Tâches à réaliser:
A. Dans les enregistrements, recopiez à l'identique les lignes allant de celle qui contient « - panel 4: orange butterfly: elit, sed » jusqu'à celle qui contient « - sleeves: [636, 202, 673, 295] », ces deux lignes incluses.
B. Prolongez le passage sur Spinoza et la servitude en reprenant après sa dernière phrase.

··· Passage donné

Ainsi, la connaissance adéquate suppose qu’on soit capable de surmonter les préjugés de notre finalisme spontané qui n’est cependant que le résultat du fait que nous désirons ce qui nous est utile. C’est là d’ailleurs une des principales difficultés auxquelles nous nous heurtons lorsque nous cherchons à comprendre le phénomène de servitude : notre nature, qui consiste à suivre le conatus, peut nous entraîner et souvent nous entraîne sur des pentes contraires à la réalisation de celui-ci, en croyant ou en imaginant faire le nécessaire pour l’accomplir. C’est pourquoi le travail de réflexion et de compréhension est aussi primordial comme le souligne Spinoza. Il ne suffit pas de porter des jugements moraux, d’accuser de lâcheté ou de faiblesse celui qui se soumet, car cela ne résout rien, n’explique rien, n’édifie rien si ce n’est « l’asile de l’ignorance ».

······
··· Entrées

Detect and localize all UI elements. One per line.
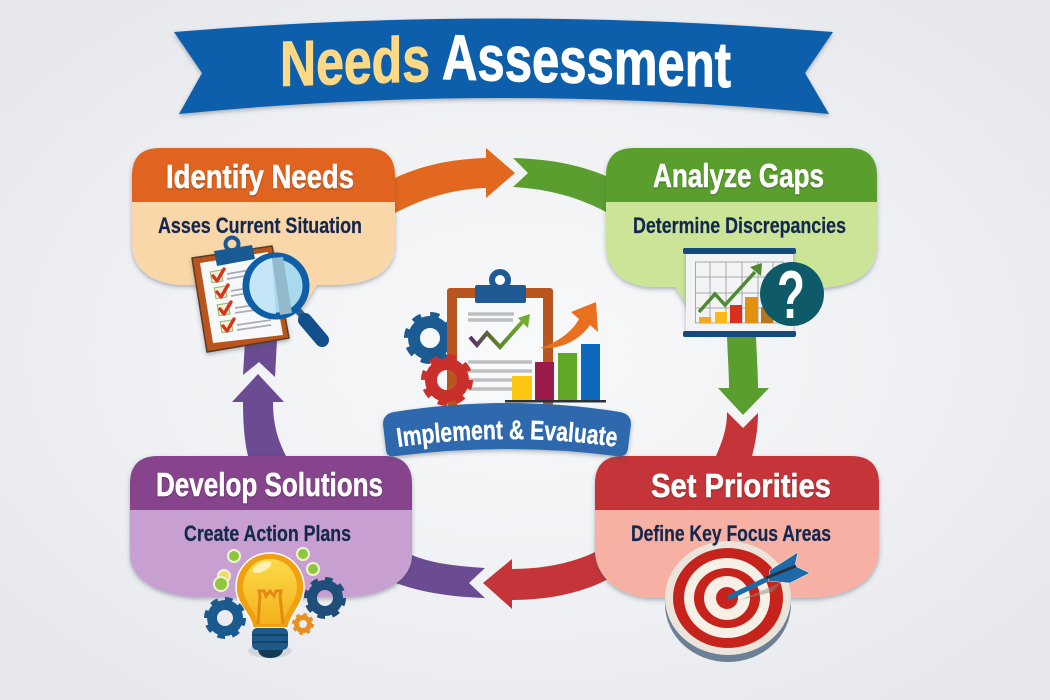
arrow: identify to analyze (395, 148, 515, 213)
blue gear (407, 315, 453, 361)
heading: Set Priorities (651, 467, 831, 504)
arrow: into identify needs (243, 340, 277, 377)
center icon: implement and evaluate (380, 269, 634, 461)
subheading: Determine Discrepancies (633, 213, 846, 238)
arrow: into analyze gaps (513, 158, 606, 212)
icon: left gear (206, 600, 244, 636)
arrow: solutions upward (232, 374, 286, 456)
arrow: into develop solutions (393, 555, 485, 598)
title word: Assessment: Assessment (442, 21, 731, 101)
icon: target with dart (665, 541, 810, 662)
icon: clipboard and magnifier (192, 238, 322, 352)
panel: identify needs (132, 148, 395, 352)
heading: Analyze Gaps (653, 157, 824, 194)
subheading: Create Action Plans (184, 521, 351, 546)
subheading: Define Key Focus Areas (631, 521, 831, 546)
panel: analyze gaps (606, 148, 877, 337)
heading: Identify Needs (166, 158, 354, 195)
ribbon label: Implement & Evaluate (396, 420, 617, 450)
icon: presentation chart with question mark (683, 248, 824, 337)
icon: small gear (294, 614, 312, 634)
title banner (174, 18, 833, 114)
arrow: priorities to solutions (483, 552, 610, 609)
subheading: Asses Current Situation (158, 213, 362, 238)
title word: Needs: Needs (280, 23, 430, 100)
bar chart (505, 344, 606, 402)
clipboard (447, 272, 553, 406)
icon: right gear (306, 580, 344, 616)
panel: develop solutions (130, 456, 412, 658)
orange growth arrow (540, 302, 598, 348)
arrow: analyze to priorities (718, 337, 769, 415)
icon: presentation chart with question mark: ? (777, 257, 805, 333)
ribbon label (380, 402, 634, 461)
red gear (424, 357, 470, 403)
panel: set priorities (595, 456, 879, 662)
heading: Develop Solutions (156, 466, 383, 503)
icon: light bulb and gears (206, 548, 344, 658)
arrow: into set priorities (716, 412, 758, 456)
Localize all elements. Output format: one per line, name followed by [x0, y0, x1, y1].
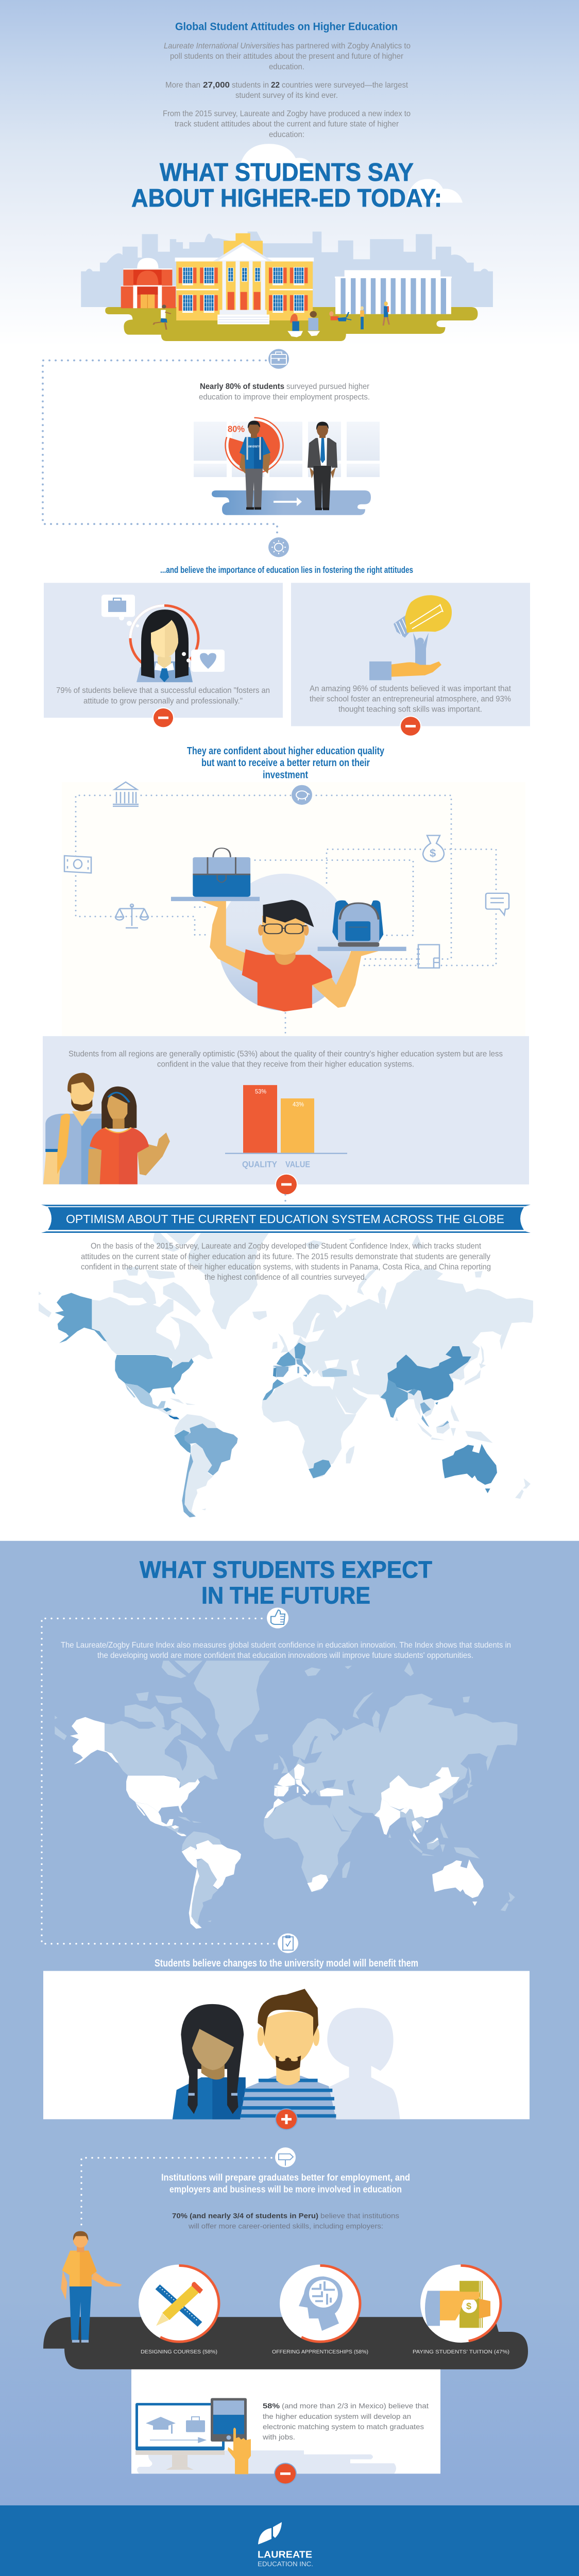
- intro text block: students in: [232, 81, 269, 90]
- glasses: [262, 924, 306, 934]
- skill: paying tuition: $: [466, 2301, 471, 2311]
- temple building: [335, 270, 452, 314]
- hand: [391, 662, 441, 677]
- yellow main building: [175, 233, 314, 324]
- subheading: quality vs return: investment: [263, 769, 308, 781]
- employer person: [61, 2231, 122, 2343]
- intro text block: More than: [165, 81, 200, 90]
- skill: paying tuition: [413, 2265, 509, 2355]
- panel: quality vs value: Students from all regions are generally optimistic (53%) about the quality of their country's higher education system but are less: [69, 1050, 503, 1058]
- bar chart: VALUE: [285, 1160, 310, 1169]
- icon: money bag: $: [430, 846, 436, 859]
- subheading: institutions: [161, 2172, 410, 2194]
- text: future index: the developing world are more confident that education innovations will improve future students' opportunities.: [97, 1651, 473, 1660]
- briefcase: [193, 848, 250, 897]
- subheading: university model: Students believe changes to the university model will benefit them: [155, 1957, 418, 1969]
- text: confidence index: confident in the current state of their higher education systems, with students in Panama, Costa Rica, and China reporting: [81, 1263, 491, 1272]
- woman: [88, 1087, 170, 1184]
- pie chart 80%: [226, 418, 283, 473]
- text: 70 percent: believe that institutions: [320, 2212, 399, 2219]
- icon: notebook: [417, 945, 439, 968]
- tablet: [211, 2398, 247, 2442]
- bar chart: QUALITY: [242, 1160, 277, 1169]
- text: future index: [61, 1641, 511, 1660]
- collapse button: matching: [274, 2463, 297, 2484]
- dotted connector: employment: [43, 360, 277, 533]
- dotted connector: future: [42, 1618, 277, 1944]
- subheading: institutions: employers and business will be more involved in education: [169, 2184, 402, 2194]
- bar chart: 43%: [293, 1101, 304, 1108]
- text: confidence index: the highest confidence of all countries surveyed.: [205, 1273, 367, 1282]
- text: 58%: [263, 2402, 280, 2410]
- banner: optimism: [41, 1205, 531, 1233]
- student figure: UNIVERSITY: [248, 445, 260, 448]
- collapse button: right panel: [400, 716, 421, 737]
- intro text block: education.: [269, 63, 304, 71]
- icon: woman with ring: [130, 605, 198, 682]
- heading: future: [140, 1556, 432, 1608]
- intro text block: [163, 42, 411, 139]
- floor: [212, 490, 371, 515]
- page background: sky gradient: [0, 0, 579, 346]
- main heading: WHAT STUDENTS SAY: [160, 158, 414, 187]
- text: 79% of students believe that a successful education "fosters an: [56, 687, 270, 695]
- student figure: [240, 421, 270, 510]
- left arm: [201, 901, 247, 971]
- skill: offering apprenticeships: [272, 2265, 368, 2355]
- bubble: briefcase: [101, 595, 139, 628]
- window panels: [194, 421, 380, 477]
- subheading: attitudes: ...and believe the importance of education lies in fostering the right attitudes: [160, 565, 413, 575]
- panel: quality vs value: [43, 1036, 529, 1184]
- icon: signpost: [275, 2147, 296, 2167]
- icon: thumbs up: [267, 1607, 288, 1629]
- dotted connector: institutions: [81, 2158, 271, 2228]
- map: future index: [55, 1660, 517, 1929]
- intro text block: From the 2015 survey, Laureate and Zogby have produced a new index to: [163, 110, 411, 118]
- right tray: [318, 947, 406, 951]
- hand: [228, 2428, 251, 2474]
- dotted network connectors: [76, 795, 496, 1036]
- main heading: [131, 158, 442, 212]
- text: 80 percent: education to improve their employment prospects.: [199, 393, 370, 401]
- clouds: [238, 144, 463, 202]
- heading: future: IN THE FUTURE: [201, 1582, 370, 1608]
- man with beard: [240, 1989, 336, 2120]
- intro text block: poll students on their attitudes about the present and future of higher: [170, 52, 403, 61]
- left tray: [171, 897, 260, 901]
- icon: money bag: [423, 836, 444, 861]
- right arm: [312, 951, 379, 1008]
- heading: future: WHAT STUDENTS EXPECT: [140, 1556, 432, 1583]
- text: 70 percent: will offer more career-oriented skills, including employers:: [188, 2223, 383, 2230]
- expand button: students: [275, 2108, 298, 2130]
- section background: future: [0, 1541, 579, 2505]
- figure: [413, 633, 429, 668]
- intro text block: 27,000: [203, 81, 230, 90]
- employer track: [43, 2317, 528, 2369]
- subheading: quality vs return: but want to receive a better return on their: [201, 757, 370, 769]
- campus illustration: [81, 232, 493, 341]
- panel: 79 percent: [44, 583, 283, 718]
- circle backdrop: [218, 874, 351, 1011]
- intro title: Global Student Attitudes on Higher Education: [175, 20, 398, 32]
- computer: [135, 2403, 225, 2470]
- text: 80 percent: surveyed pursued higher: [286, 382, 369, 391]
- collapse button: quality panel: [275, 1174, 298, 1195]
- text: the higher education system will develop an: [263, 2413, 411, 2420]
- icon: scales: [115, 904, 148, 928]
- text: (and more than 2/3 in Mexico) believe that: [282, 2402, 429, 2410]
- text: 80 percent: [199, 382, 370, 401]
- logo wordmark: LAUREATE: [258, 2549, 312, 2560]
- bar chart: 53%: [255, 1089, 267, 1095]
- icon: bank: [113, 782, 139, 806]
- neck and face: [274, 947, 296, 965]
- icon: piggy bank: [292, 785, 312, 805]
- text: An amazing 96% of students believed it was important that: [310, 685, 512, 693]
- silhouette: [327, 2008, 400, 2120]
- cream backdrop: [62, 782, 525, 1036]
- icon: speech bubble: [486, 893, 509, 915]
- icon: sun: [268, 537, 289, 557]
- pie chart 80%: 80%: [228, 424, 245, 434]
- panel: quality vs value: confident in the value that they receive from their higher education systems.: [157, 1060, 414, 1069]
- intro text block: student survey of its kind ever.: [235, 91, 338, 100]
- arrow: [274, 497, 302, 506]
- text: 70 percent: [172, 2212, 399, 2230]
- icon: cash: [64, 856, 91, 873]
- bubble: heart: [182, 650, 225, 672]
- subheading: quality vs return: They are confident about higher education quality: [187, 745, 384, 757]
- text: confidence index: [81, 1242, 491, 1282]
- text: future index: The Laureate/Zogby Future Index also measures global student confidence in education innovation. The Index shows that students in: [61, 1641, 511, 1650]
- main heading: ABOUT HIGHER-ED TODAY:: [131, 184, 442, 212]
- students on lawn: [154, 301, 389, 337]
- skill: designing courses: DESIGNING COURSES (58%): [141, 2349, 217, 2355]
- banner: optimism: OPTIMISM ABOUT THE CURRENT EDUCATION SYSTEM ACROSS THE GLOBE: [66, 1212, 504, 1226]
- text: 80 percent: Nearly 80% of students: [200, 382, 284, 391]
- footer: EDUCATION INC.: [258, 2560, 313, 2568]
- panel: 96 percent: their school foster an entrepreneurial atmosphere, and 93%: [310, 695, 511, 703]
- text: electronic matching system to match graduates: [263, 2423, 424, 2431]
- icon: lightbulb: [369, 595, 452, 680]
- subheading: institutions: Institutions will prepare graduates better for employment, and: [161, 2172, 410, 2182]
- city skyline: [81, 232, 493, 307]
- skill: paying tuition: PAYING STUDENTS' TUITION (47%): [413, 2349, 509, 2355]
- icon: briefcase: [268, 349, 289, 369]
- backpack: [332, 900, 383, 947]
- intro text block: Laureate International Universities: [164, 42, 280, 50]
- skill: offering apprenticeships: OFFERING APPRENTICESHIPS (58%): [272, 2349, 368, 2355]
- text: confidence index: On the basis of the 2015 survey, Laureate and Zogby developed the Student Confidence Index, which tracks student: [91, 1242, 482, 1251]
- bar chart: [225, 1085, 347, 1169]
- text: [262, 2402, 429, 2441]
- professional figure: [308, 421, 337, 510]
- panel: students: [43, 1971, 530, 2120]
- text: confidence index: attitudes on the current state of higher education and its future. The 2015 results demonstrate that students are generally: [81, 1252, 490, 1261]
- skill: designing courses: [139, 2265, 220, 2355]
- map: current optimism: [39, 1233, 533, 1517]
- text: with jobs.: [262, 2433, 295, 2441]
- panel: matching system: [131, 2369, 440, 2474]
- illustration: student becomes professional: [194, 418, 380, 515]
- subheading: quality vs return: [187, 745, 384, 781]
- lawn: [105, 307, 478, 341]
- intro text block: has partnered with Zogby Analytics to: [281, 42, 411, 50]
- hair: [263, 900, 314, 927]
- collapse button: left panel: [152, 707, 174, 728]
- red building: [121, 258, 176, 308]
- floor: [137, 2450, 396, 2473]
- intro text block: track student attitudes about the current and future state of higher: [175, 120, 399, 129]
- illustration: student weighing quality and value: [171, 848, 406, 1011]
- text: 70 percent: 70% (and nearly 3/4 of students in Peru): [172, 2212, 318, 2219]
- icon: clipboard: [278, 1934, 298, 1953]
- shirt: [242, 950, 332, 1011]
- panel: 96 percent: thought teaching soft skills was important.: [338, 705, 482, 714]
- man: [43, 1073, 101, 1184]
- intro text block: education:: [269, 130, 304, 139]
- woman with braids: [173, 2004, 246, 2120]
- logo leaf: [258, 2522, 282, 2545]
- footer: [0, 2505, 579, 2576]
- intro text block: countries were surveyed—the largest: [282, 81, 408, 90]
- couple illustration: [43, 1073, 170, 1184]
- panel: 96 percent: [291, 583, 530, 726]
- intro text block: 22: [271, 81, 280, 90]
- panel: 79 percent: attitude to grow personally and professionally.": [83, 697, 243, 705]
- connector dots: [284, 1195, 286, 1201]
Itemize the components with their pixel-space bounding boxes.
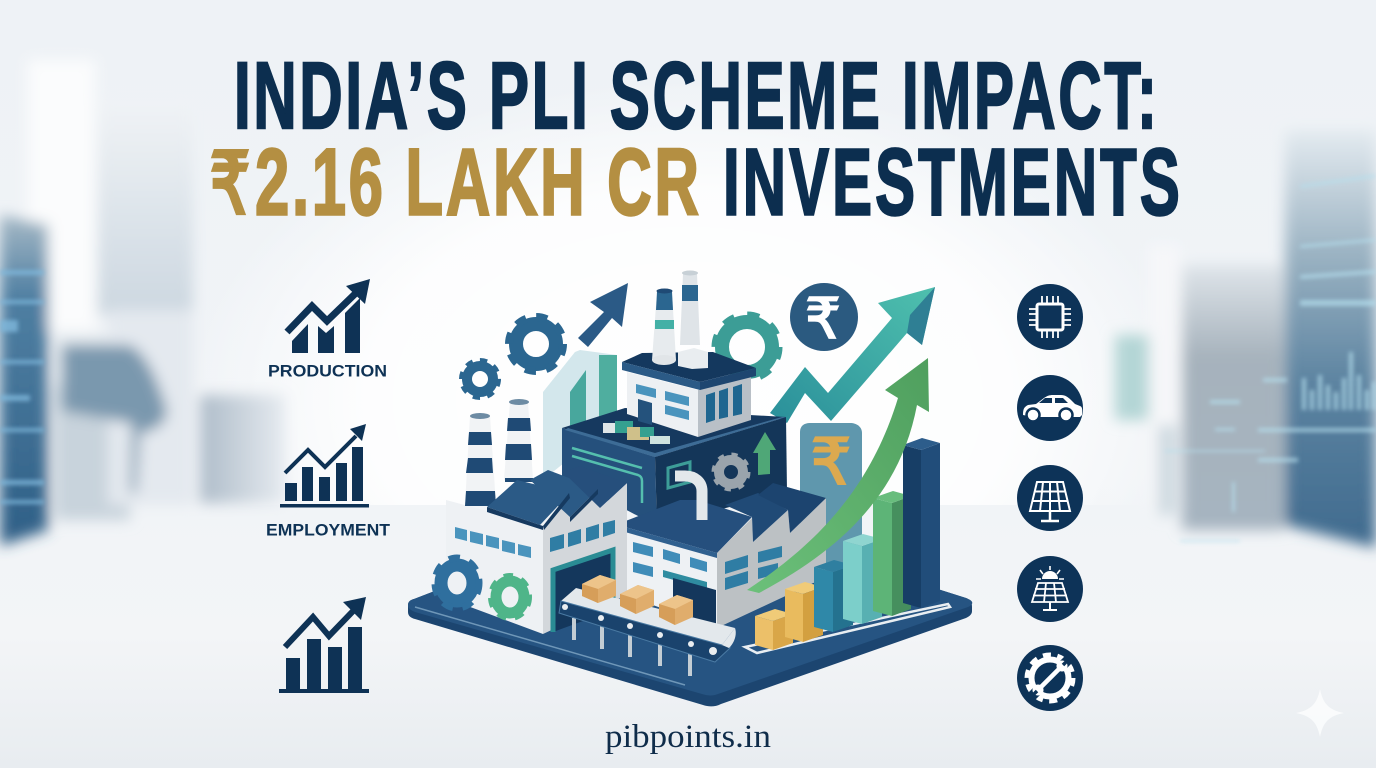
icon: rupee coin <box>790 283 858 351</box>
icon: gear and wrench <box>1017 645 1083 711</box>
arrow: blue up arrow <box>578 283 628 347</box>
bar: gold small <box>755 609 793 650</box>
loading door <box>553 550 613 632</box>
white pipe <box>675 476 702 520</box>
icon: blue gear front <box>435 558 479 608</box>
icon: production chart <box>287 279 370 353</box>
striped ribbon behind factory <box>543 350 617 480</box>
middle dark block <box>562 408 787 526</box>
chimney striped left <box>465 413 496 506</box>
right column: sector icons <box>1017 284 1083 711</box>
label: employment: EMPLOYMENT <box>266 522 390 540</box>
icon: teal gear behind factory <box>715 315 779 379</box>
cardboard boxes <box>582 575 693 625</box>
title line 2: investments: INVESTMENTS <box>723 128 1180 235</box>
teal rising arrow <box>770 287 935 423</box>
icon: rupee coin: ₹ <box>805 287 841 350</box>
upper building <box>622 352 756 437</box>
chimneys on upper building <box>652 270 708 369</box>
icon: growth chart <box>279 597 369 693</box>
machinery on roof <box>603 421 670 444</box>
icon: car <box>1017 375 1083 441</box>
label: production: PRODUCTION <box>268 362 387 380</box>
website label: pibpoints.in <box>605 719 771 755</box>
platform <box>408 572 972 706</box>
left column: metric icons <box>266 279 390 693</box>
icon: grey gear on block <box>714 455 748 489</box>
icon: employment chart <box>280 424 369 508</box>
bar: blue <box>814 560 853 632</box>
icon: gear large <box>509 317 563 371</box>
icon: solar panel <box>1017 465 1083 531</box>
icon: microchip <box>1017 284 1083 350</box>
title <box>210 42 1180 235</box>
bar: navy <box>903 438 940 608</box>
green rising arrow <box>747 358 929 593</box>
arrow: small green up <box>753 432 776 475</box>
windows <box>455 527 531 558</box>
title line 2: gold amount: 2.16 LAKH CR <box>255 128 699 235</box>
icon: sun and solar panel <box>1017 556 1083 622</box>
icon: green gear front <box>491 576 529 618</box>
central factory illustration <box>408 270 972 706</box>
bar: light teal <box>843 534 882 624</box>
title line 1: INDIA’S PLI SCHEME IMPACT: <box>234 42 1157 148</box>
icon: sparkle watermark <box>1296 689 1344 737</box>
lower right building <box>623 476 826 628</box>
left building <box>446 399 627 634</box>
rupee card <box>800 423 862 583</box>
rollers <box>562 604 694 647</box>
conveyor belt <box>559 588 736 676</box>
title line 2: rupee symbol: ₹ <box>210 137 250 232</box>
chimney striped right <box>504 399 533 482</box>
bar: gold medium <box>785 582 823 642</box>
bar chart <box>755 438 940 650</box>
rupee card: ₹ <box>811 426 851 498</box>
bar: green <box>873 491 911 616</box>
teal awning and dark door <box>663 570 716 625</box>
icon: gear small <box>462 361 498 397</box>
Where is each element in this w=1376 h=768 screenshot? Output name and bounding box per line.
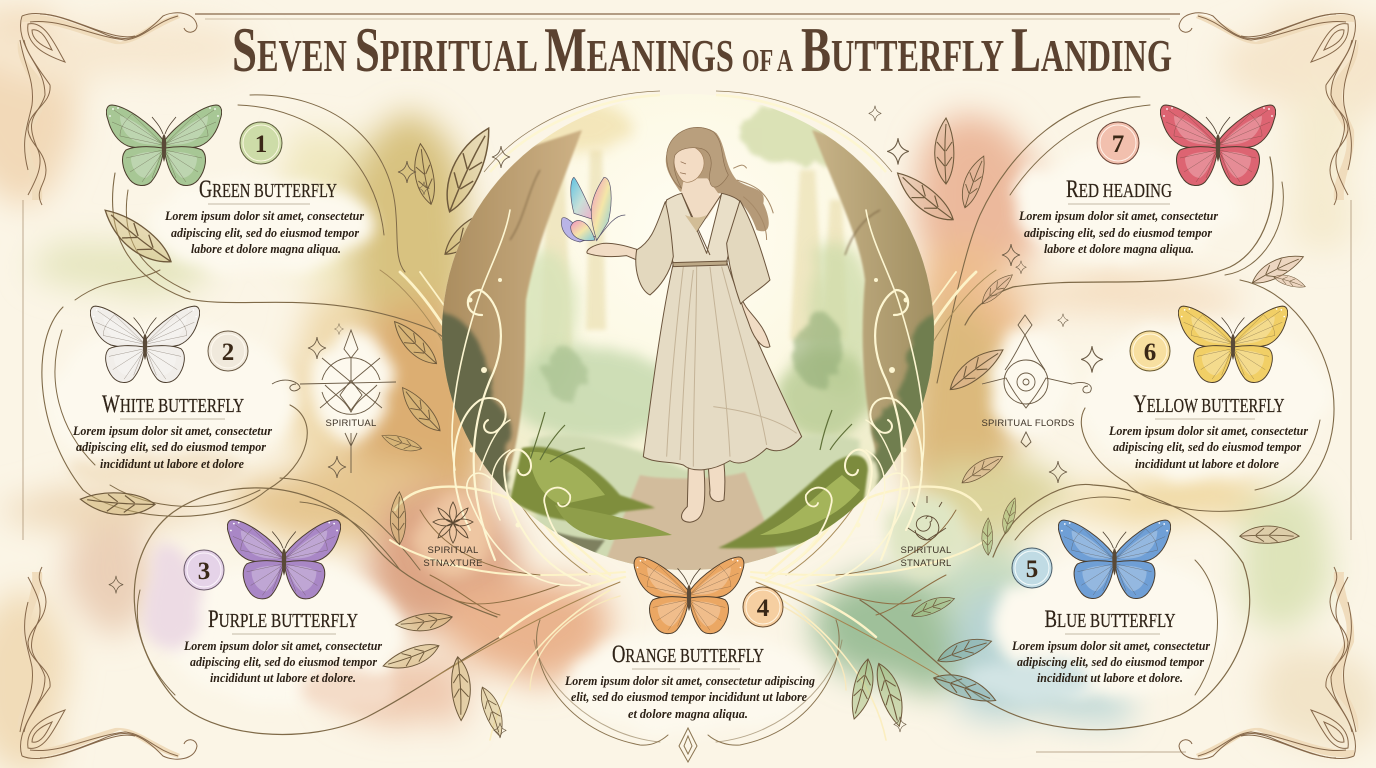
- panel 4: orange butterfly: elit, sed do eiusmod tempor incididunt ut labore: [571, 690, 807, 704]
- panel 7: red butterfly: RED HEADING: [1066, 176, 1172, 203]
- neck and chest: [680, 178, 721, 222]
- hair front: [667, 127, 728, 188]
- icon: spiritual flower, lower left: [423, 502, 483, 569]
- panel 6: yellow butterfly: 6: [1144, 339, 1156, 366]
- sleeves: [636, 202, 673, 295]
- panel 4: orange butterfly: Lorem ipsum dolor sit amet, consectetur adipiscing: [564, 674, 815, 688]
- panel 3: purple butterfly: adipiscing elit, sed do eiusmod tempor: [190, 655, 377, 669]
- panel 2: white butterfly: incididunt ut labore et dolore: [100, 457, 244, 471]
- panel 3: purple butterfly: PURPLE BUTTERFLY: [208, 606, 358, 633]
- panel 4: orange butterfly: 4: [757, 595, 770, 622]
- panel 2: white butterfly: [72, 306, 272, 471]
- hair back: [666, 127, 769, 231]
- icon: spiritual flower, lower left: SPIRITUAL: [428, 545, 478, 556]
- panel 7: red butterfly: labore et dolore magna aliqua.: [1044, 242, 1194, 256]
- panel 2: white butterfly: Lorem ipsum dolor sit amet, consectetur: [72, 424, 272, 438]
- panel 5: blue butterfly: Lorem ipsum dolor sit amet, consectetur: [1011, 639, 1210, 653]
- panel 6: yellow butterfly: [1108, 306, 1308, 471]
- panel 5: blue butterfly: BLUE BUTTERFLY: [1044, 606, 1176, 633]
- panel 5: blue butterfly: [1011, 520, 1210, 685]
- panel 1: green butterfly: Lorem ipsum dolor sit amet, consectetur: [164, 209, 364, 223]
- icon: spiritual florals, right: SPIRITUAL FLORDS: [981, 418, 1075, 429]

······

Résultats:
A.
- panel 4: orange butterfly: elit, sed do eiusmod tempor incididunt ut labore: [571, 690, 807, 704]
- panel 7: red butterfly: RED HEADING: [1066, 176, 1172, 203]
- neck and chest: [680, 178, 721, 222]
- hair front: [667, 127, 728, 188]
- icon: spiritual flower, lower left: [423, 502, 483, 569]
- panel 6: yellow butterfly: 6: [1144, 339, 1156, 366]
- sleeves: [636, 202, 673, 295]

B.
Le souverain bien consiste alors à connaître Dieu, ou la nature, c’est-à-dire au fond les lois naturelles de notre « fonctionnement ».Une fois de plus, nous sommes loin des conceptions morales habituelles. De fait, et nous y revenons, nous pouvons voir dans EIVP18S[17] que la raison ne commande rien contre nature, demande que chacun s’aime lui-même et cherche son utile propre, que l’autonomie complète de l’homme est impossible et que se joindre à d’autres hommes est le meilleur moyen d’augmenter sa puissance d’exister, car « à l’homme donc, rien de plus utile que l’homme » EIVP18S.[18] Et les hommes qui sont gouvernés par la raison sont ceux qui cherchent ce qui leur est utile sous la conduite de la raison et n’aspirent à rien d’autre pour eux qu’ils ne désirent aussi pour les autres, « dans la mesure où ils ont même nature que nous, leurs fins recoupent les nôtres et les mêmes moyens leur sont utiles. »[19] . Il est donc possible de fonder une morale sur la dynamique même des rapports interpersonnels, puisque « pourvu que nous agissions selon les seules lois de notre nature, nous agirons tous comme un seul homme ; nous vivrons dans l’unanimité et la concorde. »[20]
Toutefois, les hommes sont aussi sujets aux passions, dans ce cas-là ils ne se définissent pas par leur propre essence, mais par des causes extérieures. Ils ne peuvent alors convenir entre eux, car ils ne conviennent pas en nature, puisqu’ils dépendent de causes extérieures (EIVP30). Même plus, les passions (EIVP32) peuvent opposer les hommes les uns aux autres, car ils discordent alors en nature, même lorsque leurs passions ont le même objet (dans le cas de la jalousie ou de l’envie), ce qui peut expliquer la haine. Or, si ce qui est bon pour nous est ce qui convient avec notre nature[21](EIVP31), c’est-à-dire ce qui augmente notre puissance. Seuls les hommes vivant sous la conduite de la raison peuvent convenir en nature, car ils sont en mesure de faire adéquatement la distinction entre ce qui est bon ou mauvais, pour eux-mêmes et pour les autres hommes, puisqu’ils suivent alors les lois de leur nature. C’est pourquoi « il n’y a pas, dans la nature des choses, de singulier qui soit à l’homme plus utile que l’homme qui vit sous la conduite de la raison. » (EIVP35C1)[22]. Ce qui apparaît comme un principe politique fondamental.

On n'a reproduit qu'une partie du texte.